To do:
(a) According to the Westminster procurement case study, how long did the masons stay on strike?
(b) Continue the Westminster procurement case study from the point where it stops.

___ Supplied text ___

Sunday 3 January 2016

Procurement case study: Westminster 1837



The Building of Westminster

At the beginning of the 19th century in England, the building industry was undergoing major changes. For many years, even centuries before, building had been done by independent craftsmen belonging to guilds, or Companies, who usually worked directly for a client. The end of the 1700s, however, was the time of transition from these old, established ways to what eventually became known as the ‘modern system’ of contract labour and measuring to determine costs.

There were two key characteristics of this new procurement system. First was the use of detailed drawings and design, completed before the work began. The second was the preparation of cost estimates for the project, on the basis of the design drawings. The two significant outcomes of these characteristics, that became the foundations of the modern system, were the shift to competitive tendering and the emergence of the professions of architects, engineers, surveyors and contractors during the rebuilding of London after the Great Fire of 1666.

In the 1800s the general contractor emerged as a new type of firm, winning projects through competition, responsible for organising the building process, and employing craftsmen to undertake work directly or as subcontractors. By the middle of the 19th century large contracting businesses had taken on the form that in many ways we still see today, and procurement and contracting was using a recognizably similar system.

The construction of Westminster from 1837 was one of the first major buildings to be done using the ‘modern system’ of procurement and contracting, with detailed drawings from the architect and a bill of quantities (BQ) with full estimates based on them. Under the earlier system of measure and value, costs had been determined on completion by a measurer, originally a tradesman, and over time this became a specialised task done by surveyors.

The story of the building of the New Palace of Westminster (the British Houses of Parliament) in the mid-nineteenth century is instructive. As told by Kingsford in Builders and Building Workers, the project used new engineering techniques and machinery, the skills of hundreds of traditional craftsmen and a huge work force managed by some of the largest contractors. There were between 400 and 1,400 men employed on the project at any one time in 1848, 776 were on site, 120 in quarries and 335 in the contractor’s workshop. The project was expected to take six years and cost £700,000, but actually took almost 30 years and cost over £2 million (well over £500 million or $1 billion in today’s money).

There were disputes between the architect who won the design competition, Charles Barry, and pretty much everyone else involved, starting before construction began. There were arguments over the initial design, over the estimates and the architect’s fees, there were disputes over contract prices and supply problems with the materials. The designer of the heating and ventilation system fell out with Barry and the two became enemies. The masons went on strike for 30 weeks after a foreman swore at them.

___ Dataset excerpts ___

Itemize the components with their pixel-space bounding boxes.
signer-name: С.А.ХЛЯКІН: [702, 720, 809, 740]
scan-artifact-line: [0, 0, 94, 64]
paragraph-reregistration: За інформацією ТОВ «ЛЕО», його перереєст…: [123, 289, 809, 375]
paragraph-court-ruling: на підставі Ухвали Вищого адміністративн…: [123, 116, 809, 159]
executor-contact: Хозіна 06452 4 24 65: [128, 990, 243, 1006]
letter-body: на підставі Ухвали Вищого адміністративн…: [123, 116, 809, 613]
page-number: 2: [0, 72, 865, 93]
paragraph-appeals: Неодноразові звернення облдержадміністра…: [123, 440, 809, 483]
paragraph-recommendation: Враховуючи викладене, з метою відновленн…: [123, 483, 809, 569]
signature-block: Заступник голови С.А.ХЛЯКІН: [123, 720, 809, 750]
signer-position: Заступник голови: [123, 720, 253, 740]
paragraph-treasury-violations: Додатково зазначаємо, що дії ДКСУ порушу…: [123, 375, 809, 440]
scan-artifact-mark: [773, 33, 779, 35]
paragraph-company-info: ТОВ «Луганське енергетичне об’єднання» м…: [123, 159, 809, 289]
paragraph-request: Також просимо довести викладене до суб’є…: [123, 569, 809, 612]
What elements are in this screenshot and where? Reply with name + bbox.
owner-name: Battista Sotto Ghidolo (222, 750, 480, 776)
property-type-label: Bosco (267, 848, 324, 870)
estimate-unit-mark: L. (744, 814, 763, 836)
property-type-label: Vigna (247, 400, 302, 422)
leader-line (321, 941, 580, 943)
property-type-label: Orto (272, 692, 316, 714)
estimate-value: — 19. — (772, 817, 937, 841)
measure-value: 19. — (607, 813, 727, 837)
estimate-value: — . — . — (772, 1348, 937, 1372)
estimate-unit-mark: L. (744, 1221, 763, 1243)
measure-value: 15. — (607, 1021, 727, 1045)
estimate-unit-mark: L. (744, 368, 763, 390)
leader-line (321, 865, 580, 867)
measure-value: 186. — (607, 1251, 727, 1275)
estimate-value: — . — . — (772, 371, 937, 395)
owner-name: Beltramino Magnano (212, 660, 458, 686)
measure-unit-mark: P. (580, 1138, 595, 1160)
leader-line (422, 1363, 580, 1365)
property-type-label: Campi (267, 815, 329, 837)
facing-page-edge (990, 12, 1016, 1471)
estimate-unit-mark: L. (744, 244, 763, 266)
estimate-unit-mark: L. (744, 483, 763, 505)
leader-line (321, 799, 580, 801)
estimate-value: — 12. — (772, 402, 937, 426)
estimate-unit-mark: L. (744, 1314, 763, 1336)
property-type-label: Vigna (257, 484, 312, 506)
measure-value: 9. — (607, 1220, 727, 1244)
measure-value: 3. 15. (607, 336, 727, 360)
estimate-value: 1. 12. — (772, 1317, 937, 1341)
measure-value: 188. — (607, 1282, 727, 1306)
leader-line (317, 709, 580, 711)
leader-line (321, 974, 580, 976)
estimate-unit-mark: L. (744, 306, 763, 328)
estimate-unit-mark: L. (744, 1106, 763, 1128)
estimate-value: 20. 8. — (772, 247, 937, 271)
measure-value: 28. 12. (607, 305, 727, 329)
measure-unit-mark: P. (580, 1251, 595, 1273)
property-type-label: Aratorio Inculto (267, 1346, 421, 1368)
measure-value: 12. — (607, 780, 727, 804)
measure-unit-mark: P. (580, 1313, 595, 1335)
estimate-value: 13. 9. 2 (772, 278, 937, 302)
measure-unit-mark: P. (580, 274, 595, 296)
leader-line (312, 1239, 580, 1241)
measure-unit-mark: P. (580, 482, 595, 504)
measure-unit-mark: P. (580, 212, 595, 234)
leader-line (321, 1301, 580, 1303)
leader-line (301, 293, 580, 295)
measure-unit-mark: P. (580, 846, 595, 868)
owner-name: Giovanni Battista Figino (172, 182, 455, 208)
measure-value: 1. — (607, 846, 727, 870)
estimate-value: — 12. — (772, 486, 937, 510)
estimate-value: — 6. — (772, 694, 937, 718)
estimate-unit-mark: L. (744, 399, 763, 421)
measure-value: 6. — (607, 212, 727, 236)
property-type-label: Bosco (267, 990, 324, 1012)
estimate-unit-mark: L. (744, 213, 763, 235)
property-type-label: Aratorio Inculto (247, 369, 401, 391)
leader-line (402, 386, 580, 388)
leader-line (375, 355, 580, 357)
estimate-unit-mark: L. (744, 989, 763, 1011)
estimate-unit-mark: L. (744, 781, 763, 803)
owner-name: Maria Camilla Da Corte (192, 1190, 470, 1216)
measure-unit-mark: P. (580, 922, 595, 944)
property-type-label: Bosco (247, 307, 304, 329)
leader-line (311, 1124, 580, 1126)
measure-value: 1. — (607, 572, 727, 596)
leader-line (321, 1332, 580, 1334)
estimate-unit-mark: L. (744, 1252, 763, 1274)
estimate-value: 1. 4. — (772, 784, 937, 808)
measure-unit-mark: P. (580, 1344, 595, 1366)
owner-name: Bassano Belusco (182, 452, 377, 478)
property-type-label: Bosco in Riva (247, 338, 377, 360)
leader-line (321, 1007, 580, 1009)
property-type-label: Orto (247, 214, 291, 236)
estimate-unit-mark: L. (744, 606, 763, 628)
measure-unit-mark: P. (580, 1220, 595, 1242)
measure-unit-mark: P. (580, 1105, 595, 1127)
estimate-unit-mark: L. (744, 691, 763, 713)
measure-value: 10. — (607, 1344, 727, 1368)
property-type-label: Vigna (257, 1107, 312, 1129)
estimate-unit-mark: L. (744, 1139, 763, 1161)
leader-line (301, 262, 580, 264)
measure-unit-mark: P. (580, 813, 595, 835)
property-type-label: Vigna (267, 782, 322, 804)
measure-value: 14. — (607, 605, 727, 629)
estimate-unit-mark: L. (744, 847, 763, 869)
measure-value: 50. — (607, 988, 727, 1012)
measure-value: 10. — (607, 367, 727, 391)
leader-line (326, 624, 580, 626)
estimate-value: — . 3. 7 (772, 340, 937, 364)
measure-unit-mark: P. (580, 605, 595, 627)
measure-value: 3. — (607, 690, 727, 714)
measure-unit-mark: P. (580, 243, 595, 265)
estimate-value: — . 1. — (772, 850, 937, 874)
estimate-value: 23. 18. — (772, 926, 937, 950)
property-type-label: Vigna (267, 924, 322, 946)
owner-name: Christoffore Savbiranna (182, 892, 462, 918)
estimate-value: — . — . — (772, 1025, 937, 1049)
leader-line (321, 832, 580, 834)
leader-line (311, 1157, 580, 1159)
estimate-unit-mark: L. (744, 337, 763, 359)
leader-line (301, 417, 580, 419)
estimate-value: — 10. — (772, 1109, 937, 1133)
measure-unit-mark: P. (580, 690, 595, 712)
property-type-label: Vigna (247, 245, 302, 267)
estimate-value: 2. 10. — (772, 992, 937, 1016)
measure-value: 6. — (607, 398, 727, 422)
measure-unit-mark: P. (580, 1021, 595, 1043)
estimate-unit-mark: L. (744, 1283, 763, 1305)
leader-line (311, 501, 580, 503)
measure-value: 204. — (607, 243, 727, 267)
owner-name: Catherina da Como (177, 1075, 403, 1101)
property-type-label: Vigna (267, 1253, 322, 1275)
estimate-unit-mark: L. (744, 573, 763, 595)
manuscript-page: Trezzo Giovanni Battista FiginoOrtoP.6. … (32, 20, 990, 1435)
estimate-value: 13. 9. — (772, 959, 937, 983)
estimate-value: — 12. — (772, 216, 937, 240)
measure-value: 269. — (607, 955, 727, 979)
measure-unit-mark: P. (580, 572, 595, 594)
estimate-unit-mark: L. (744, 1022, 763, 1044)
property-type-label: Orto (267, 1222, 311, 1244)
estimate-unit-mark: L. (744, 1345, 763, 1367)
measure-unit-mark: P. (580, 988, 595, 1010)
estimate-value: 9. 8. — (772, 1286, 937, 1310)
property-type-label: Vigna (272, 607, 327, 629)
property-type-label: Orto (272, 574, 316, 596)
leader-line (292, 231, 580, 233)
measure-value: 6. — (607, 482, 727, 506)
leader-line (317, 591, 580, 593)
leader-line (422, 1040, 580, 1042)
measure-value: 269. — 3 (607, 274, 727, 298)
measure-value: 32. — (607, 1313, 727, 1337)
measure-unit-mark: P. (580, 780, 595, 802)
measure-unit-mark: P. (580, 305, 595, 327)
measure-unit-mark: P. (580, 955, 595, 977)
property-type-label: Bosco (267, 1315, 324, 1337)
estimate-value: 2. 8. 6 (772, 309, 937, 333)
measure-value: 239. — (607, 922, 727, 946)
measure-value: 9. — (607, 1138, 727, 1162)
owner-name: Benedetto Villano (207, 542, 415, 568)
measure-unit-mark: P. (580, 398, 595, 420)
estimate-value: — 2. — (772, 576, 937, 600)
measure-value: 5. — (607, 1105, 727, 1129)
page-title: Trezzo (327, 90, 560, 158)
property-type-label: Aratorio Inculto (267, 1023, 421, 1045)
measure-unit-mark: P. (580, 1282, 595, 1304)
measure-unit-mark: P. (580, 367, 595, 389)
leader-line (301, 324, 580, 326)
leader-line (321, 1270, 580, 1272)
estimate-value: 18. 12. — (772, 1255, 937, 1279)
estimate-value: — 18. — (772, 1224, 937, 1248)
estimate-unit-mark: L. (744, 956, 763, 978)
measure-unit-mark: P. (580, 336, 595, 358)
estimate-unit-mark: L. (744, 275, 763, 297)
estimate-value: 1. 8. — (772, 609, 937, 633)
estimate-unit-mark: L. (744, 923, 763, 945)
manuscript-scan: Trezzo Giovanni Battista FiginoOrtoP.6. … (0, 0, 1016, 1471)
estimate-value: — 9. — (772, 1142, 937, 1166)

___

Outputs:
(a) 30 weeks

(b)
The project was carried out through a series of successive contracts awarded through competitive tender or by recommendation by Barry. The first two contracts were let by the government department in charge. The third contract was put out for tender to eight firms recommended by Barry, and was won by one of the largest London contractors (Grissell and Peto) who were then given the following four contracts by negotiation without further competition.

In the third contract the prices were set by the builder and agreed to by the architect, however in the fourth contract prices were determined by the government department and set lower than prices arrived at through competition. The assumption was that the new industrial technology appearing on building sites, such as mechanical scaffolding and steam powered hoists and pumps, would reduce the costs. These contracts had detailed specifications on all aspects of the work and were priced in a form recognizably similar to a modern bill of quantities. The work of each trade was specified separately. The contractor later renegotiated a new set of prices as these were profitless contracts otherwise.

The 1844 contract for ‘finishings’ was on a unit price basis, reduced by 22 percent by the Office of Works and Public Buildings on the basis that the new machinery coming into use would save time and labour. As it turned out much of the carpentry work, although initially carved by new machines, had to be completed by hand at significant extra cost. Grissell terminated the contract in 1845 and the complex negotiations that followed went on over many years. Building agreements in those days did not include provision for claims and variations.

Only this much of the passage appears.